TEXTO DE LECTURA:
Los miércoles practicaba la humildad, y procuraba estimarse vil y abyecto, y como tal quería que lo vieran los demás; que todos prefirieran a los demás antes que él; creerse inepto para hacer nada bueno; recordaba a menudo la gravedad de sus pecados; buscaba la ocasión de sufrir humillaciones; elegir lo más incómodo para el cuerpo; aceptar las cargas comunes sin admitir ningún privilegio; no jactarse nunca de sí ni de sus cosas; no mostrar una seriedad fastuosa o afectada; enfadarse consigo mismo a causa de sus propias imperfecciones; reprenderse a sí mismo seriamente y alegrase de que los demás conocieran sus miserias.

El jueves se dedicaba en especial a la modestia y la pobreza; por ello evitaba absolutamente mirar a la cara a aquellos con quienes hablaba, sino que miraba al suelo; evitaba gestos afectados con las manos; se esforzaba por ser modesto y humilde al hablar. Soportaba pacientemente la carencia de cosas necesarias, pues se consideraba indigno aun de lo necesario; no deseaba ninguna singularidad en los vestidos; amaba a los pobres, y les daba limosna según la caridad señalada por el superior.

LÍNEAS PROPORCIONADAS:
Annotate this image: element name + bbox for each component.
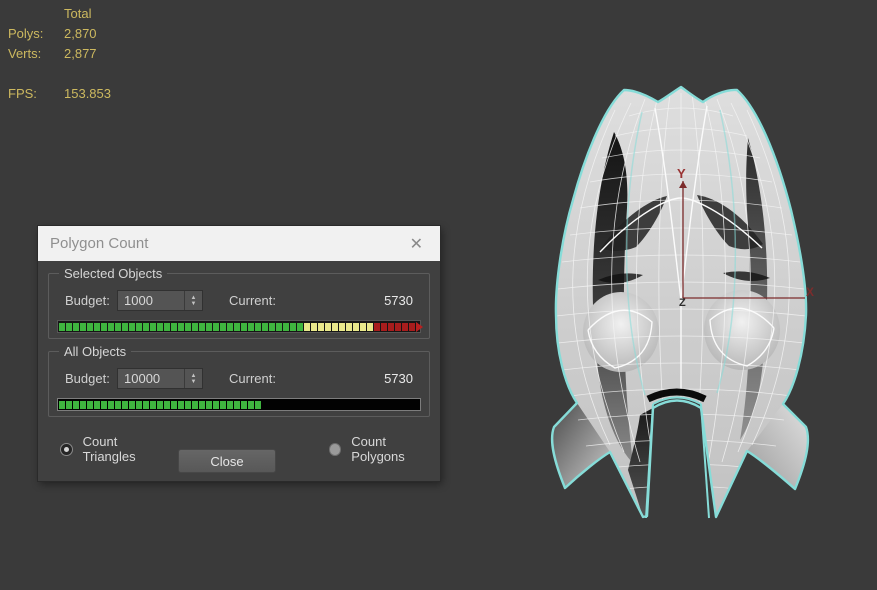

==

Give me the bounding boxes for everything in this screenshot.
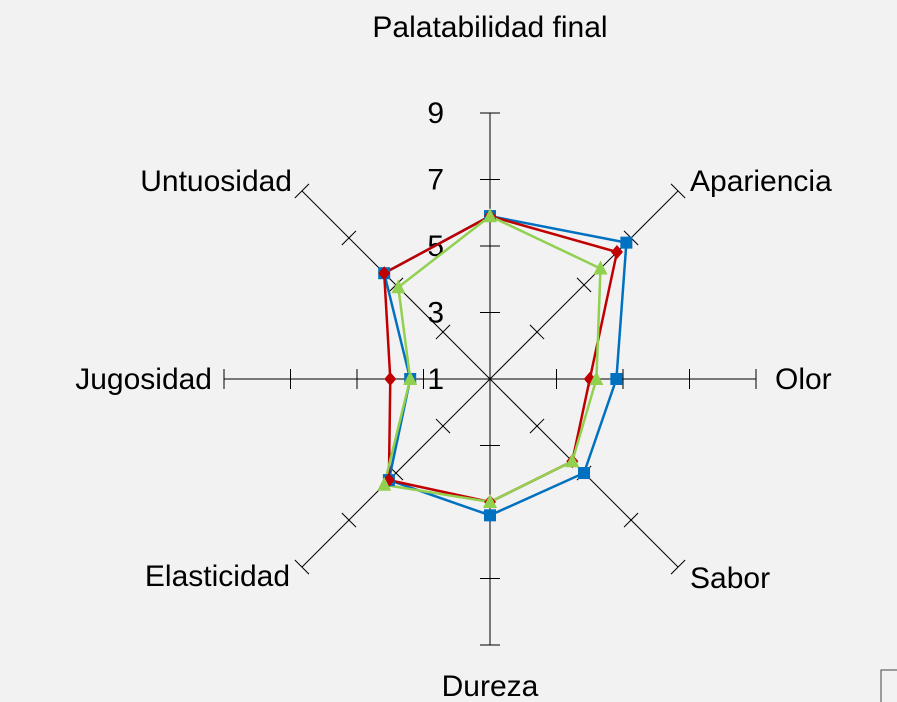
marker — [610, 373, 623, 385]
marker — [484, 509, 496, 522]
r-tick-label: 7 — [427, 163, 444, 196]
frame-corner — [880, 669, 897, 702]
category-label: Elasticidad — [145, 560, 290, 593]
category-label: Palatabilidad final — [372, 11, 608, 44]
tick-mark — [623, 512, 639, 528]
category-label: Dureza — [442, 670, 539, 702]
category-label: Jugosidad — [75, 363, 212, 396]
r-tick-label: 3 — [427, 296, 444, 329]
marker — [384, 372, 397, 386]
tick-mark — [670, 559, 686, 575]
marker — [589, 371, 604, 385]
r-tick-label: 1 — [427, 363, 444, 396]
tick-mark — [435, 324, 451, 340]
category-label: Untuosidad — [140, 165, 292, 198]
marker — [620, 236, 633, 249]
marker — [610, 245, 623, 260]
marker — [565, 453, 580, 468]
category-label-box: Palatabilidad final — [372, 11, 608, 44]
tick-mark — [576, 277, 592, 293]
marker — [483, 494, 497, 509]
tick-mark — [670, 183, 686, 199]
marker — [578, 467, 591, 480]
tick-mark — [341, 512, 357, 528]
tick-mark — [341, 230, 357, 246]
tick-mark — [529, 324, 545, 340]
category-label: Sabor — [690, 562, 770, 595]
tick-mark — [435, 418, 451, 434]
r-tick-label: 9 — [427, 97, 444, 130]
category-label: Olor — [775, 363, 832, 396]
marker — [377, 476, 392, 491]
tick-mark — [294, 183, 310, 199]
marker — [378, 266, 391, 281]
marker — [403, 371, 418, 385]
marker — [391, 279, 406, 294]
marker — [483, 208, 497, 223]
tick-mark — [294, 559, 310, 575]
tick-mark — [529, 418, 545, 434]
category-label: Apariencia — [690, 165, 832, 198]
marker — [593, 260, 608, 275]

REQUISITOS DE TAREAS:
1. En el párrafo del texto sobre la humildad y la modestia que trata del miércoles, enumera todas las formas verbales en pretérito imperfecto de indicativo.
2. Prolonga el texto sobre la humildad y la modestia a partir de su última oración.
Las líneas no guardan ninguna relación con el texto sobre la humildad y la modestia.

RESULTADOS POR TAREA:
1. practicaba, procuraba, quería, recordaba, buscaba

2.
Los viernes asumía el ejercicio de la paciencia, y procuraba evitar todo indicio de iracundia o indignación; quejarse de las molestias sólo en la oración ante Dios; no dar ningún signo externo de estar herido; tolerar con constancia de ánimo y de rostro las burlas, las calumnias, los dolores, las dolencias y cualquier tipo de males, incluso la misma muerte; orar especialmente por aquellos que le ofendían, y de los que se mostraban más alejados de él.

El sábado practicaba en especial la obediencia, y procuraba reconocer a Dios en quien le pedía algo, y obsequiarle como si fuera el mismo Cristo; obedecer de buena gana en aquellas cosas que le parecían más abyectas o difíciles, y recibir a la menor señal del superior cualquier disposición de su voluntad y de las cosas que se referían a él como venida de la mano de Dios.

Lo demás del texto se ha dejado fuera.